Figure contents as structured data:
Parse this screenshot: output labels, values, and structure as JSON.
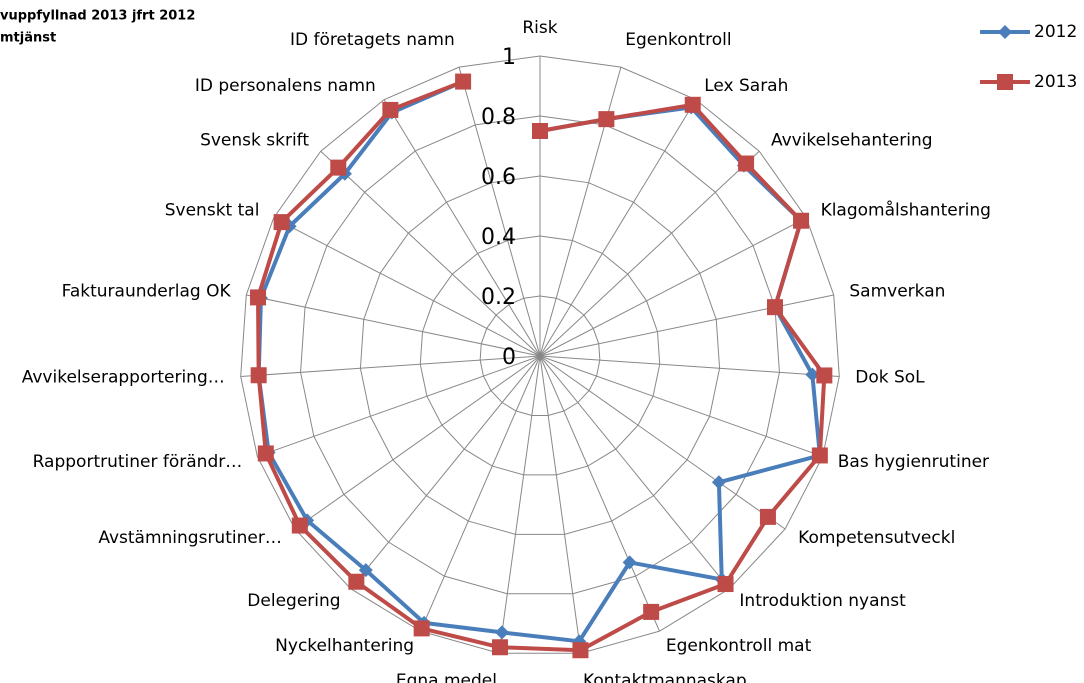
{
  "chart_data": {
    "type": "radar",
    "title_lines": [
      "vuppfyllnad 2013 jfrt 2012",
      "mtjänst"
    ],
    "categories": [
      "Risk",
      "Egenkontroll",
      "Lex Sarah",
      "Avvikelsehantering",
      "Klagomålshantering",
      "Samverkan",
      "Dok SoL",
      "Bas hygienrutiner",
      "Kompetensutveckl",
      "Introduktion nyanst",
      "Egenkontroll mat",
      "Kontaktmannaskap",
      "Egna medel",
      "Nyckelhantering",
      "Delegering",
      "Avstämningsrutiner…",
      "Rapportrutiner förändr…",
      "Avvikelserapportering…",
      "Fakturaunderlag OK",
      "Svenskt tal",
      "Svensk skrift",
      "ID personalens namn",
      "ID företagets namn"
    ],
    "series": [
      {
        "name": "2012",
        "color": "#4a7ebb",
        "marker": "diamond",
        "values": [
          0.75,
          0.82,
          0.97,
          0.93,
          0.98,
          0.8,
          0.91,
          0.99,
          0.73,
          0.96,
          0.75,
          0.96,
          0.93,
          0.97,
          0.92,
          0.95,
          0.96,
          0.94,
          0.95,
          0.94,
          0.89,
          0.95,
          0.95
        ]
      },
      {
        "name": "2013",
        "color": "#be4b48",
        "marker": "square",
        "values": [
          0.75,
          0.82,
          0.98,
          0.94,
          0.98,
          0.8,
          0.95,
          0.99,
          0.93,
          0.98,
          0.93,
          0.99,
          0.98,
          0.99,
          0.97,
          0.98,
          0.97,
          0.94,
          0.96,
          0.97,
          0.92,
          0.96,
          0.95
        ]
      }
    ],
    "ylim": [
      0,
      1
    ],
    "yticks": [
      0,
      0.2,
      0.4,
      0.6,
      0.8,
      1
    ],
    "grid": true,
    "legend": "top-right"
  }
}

**DIRECTIVE**
Copy out all the records exactly, excluding pictures.

**CORRECT OUTPUT**
Parse this screenshot: output labels, values, and structure as JSON.
{
  "chart_data": {
    "type": "radar",
    "title_lines": [
      "vuppfyllnad 2013 jfrt 2012",
      "mtjänst"
    ],
    "categories": [
      "Risk",
      "Egenkontroll",
      "Lex Sarah",
      "Avvikelsehantering",
      "Klagomålshantering",
      "Samverkan",
      "Dok SoL",
      "Bas hygienrutiner",
      "Kompetensutveckl",
      "Introduktion nyanst",
      "Egenkontroll mat",
      "Kontaktmannaskap",
      "Egna medel",
      "Nyckelhantering",
      "Delegering",
      "Avstämningsrutiner…",
      "Rapportrutiner förändr…",
      "Avvikelserapportering…",
      "Fakturaunderlag OK",
      "Svenskt tal",
      "Svensk skrift",
      "ID personalens namn",
      "ID företagets namn"
    ],
    "series": [
      {
        "name": "2012",
        "color": "#4a7ebb",
        "marker": "diamond",
        "values": [
          0.75,
          0.82,
          0.97,
          0.93,
          0.98,
          0.8,
          0.91,
          0.99,
          0.73,
          0.96,
          0.75,
          0.96,
          0.93,
          0.97,
          0.92,
          0.95,
          0.96,
          0.94,
          0.95,
          0.94,
          0.89,
          0.95,
          0.95
        ]
      },
      {
        "name": "2013",
        "color": "#be4b48",
        "marker": "square",
        "values": [
          0.75,
          0.82,
          0.98,
          0.94,
          0.98,
          0.8,
          0.95,
          0.99,
          0.93,
          0.98,
          0.93,
          0.99,
          0.98,
          0.99,
          0.97,
          0.98,
          0.97,
          0.94,
          0.96,
          0.97,
          0.92,
          0.96,
          0.95
        ]
      }
    ],
    "ylim": [
      0,
      1
    ],
    "yticks": [
      0,
      0.2,
      0.4,
      0.6,
      0.8,
      1
    ],
    "grid": true,
    "legend": "top-right"
  }
}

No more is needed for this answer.